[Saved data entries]
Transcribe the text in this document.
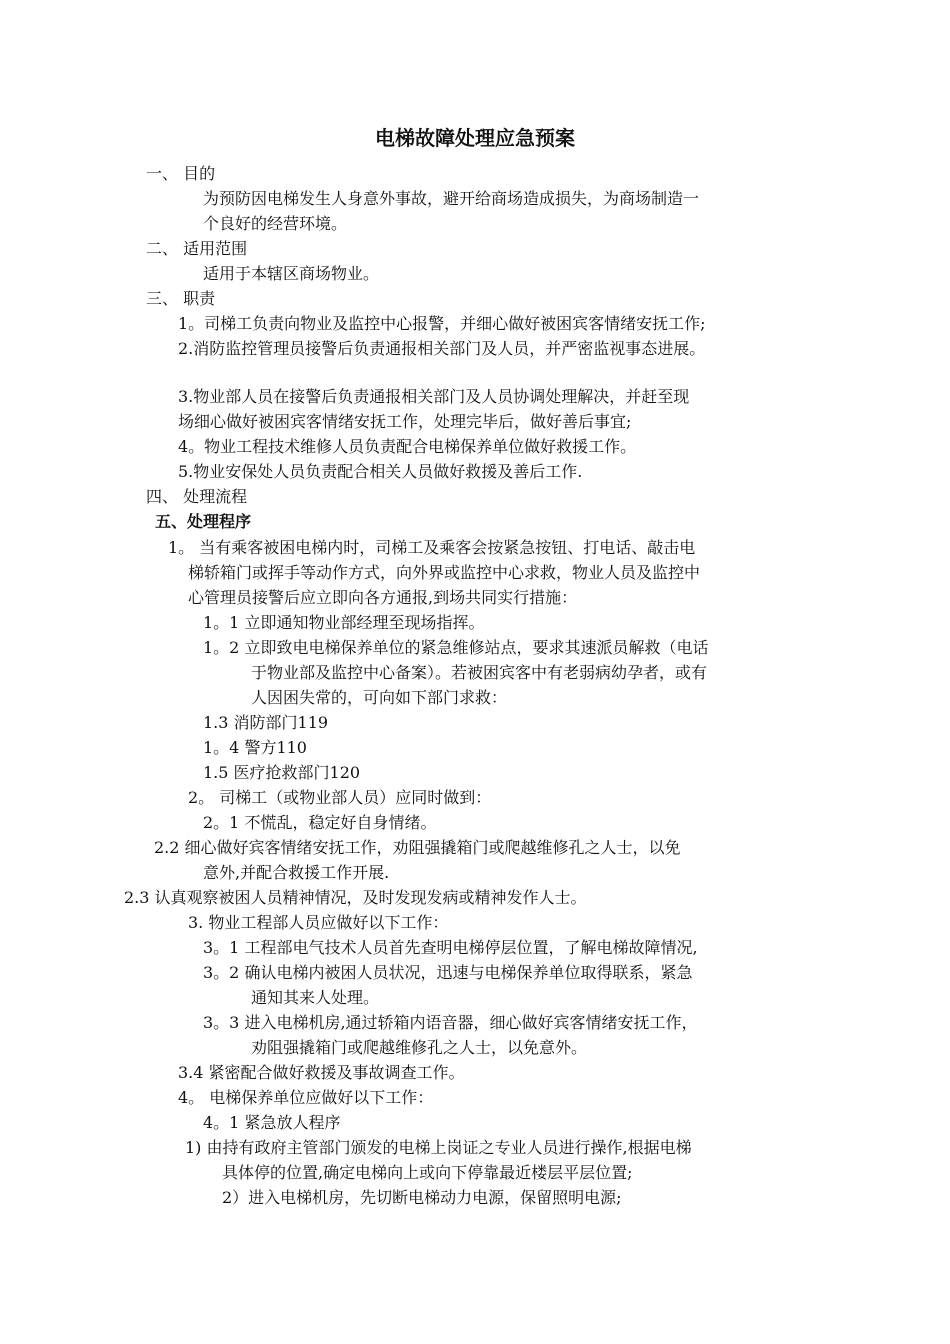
电梯故障处理应急预案

一、 目的

为预防因电梯发生人身意外事故，避开给商场造成损失，为商场制造一

个良好的经营环境。

二、 适用范围

适用于本辖区商场物业。

三、 职责

1。司梯工负责向物业及监控中心报警，并细心做好被困宾客情绪安抚工作;

2.消防监控管理员接警后负责通报相关部门及人员，并严密监视事态进展。

3.物业部人员在接警后负责通报相关部门及人员协调处理解决，并赶至现

场细心做好被困宾客情绪安抚工作，处理完毕后，做好善后事宜;

4。物业工程技术维修人员负责配合电梯保养单位做好救援工作。

5.物业安保处人员负责配合相关人员做好救援及善后工作.

四、 处理流程

五、处理程序

1。 当有乘客被困电梯内时，司梯工及乘客会按紧急按钮、打电话、敲击电

梯轿箱门或挥手等动作方式，向外界或监控中心求救，物业人员及监控中

心管理员接警后应立即向各方通报,到场共同实行措施：

1。1 立即通知物业部经理至现场指挥。

1。2 立即致电电梯保养单位的紧急维修站点，要求其速派员解救（电话

于物业部及监控中心备案）。若被困宾客中有老弱病幼孕者，或有

人因困失常的，可向如下部门求救：

1.3 消防部门119

1。4 警方110

1.5 医疗抢救部门120

2。 司梯工（或物业部人员）应同时做到：

2。1 不慌乱，稳定好自身情绪。

2.2 细心做好宾客情绪安抚工作，劝阻强撬箱门或爬越维修孔之人士，以免

意外,并配合救援工作开展.

2.3 认真观察被困人员精神情况，及时发现发病或精神发作人士。

3. 物业工程部人员应做好以下工作：

3。1 工程部电气技术人员首先查明电梯停层位置，了解电梯故障情况,

3。2 确认电梯内被困人员状况，迅速与电梯保养单位取得联系，紧急

通知其来人处理。

3。3 进入电梯机房,通过轿箱内语音器，细心做好宾客情绪安抚工作，

劝阻强撬箱门或爬越维修孔之人士，以免意外。

3.4 紧密配合做好救援及事故调查工作。

4。 电梯保养单位应做好以下工作：

4。1 紧急放人程序

1) 由持有政府主管部门颁发的电梯上岗证之专业人员进行操作,根据电梯

具体停的位置,确定电梯向上或向下停靠最近楼层平层位置;

2）进入电梯机房，先切断电梯动力电源，保留照明电源;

Objective
Say, as a number only, how many lines of the data contain "劝阻强撬箱门或爬越维修孔之人士".

Answer to this exercise
2